[Data listing]
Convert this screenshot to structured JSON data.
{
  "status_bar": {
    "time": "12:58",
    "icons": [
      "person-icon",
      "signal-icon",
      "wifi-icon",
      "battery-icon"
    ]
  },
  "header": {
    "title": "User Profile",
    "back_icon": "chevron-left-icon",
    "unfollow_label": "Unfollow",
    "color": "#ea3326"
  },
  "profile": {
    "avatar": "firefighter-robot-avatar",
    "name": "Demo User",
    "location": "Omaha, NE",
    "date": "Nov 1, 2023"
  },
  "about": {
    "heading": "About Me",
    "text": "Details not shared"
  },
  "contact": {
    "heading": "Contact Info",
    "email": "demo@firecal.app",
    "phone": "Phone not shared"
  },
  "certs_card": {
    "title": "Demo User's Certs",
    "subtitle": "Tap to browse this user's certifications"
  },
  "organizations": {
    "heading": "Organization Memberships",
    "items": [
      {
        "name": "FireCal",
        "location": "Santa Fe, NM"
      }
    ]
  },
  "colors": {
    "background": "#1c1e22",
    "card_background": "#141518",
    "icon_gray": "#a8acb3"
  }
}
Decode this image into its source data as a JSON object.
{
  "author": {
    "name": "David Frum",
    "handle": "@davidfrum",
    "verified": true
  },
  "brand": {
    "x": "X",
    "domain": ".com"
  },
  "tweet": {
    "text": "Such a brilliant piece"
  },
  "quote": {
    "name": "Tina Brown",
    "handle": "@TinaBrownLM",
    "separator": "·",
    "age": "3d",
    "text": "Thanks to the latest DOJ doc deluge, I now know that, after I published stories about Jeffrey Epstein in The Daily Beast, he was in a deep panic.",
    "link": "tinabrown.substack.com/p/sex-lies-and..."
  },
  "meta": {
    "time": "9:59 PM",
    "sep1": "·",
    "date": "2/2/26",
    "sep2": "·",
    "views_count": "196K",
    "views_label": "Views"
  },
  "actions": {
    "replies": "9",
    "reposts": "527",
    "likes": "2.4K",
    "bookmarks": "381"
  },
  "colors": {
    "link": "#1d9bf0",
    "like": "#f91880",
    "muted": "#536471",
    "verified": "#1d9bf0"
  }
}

» GOAL
All of the data must be returned exactly.

» CORRECT RESULT
Convert this screenshot to structured JSON data.
{
  "status_bar": {
    "time": "12:58",
    "icons": [
      "person-icon",
      "signal-icon",
      "wifi-icon",
      "battery-icon"
    ]
  },
  "header": {
    "title": "User Profile",
    "back_icon": "chevron-left-icon",
    "unfollow_label": "Unfollow",
    "color": "#ea3326"
  },
  "profile": {
    "avatar": "firefighter-robot-avatar",
    "name": "Demo User",
    "location": "Omaha, NE",
    "date": "Nov 1, 2023"
  },
  "about": {
    "heading": "About Me",
    "text": "Details not shared"
  },
  "contact": {
    "heading": "Contact Info",
    "email": "demo@firecal.app",
    "phone": "Phone not shared"
  },
  "certs_card": {
    "title": "Demo User's Certs",
    "subtitle": "Tap to browse this user's certifications"
  },
  "organizations": {
    "heading": "Organization Memberships",
    "items": [
      {
        "name": "FireCal",
        "location": "Santa Fe, NM"
      }
    ]
  },
  "colors": {
    "background": "#1c1e22",
    "card_background": "#141518",
    "icon_gray": "#a8acb3"
  }
}
Decode this image into its source data as a JSON object.
{
  "author": {
    "name": "David Frum",
    "handle": "@davidfrum",
    "verified": true
  },
  "brand": {
    "x": "X",
    "domain": ".com"
  },
  "tweet": {
    "text": "Such a brilliant piece"
  },
  "quote": {
    "name": "Tina Brown",
    "handle": "@TinaBrownLM",
    "separator": "·",
    "age": "3d",
    "text": "Thanks to the latest DOJ doc deluge, I now know that, after I published stories about Jeffrey Epstein in The Daily Beast, he was in a deep panic.",
    "link": "tinabrown.substack.com/p/sex-lies-and..."
  },
  "meta": {
    "time": "9:59 PM",
    "sep1": "·",
    "date": "2/2/26",
    "sep2": "·",
    "views_count": "196K",
    "views_label": "Views"
  },
  "actions": {
    "replies": "9",
    "reposts": "527",
    "likes": "2.4K",
    "bookmarks": "381"
  },
  "colors": {
    "link": "#1d9bf0",
    "like": "#f91880",
    "muted": "#536471",
    "verified": "#1d9bf0"
  }
}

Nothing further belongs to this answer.